__Problem__: Gather all lines containing the string "dels" and copy them out.

__Excerpted records__:
-- BEGIN --

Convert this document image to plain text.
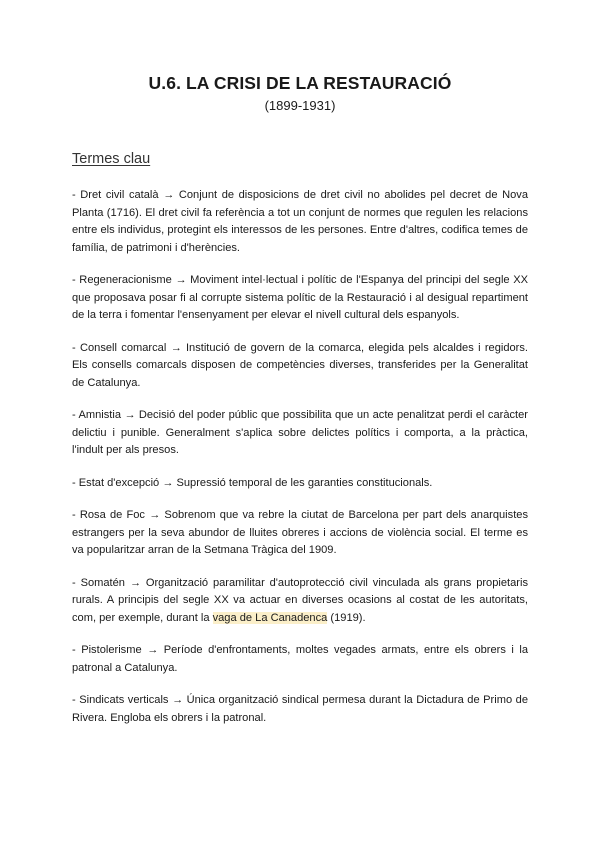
U.6. LA CRISI DE LA RESTAURACIÓ
(1899-1931)
Termes clau

- Dret civil català → Conjunt de disposicions de dret civil no abolides pel decret de Nova Planta (1716). El dret civil fa referència a tot un conjunt de normes que regulen les relacions entre els individus, protegint els interessos de les persones. Entre d'altres, codifica temes de família, de patrimoni i d'herències.

- Regeneracionisme → Moviment intel·lectual i polític de l'Espanya del principi del segle XX que proposava posar fi al corrupte sistema polític de la Restauració i al desigual repartiment de la terra i fomentar l'ensenyament per elevar el nivell cultural dels espanyols.

- Consell comarcal → Institució de govern de la comarca, elegida pels alcaldes i regidors. Els consells comarcals disposen de competències diverses, transferides per la Generalitat de Catalunya.

- Amnistia → Decisió del poder públic que possibilita que un acte penalitzat perdi el caràcter delictiu i punible. Generalment s'aplica sobre delictes polítics i comporta, a la pràctica, l'indult per als presos.

- Estat d'excepció → Supressió temporal de les garanties constitucionals.

- Rosa de Foc → Sobrenom que va rebre la ciutat de Barcelona per part dels anarquistes estrangers per la seva abundor de lluites obreres i accions de violència social. El terme es va popularitzar arran de la Setmana Tràgica del 1909.

- Somatén → Organització paramilitar d'autoprotecció civil vinculada als grans propietaris rurals. A principis del segle XX va actuar en diverses ocasions al costat de les autoritats, com, per exemple, durant la vaga de La Canadenca (1919).

- Pistolerisme → Període d'enfrontaments, moltes vegades armats, entre els obrers i la patronal a Catalunya.

- Sindicats verticals → Única organització sindical permesa durant la Dictadura de Primo de Rivera. Engloba els obrers i la patronal.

-- END --

__Solution to the problem__:
- Regeneracionisme → Moviment intel·lectual i polític de l'Espanya del principi del segle XX que proposava posar fi al corrupte sistema polític de la Restauració i al desigual repartiment de la terra i fomentar l'ensenyament per elevar el nivell cultural dels espanyols.
- Rosa de Foc → Sobrenom que va rebre la ciutat de Barcelona per part dels anarquistes estrangers per la seva abundor de lluites obreres i accions de violència social. El terme es va popularitzar arran de la Setmana Tràgica del 1909.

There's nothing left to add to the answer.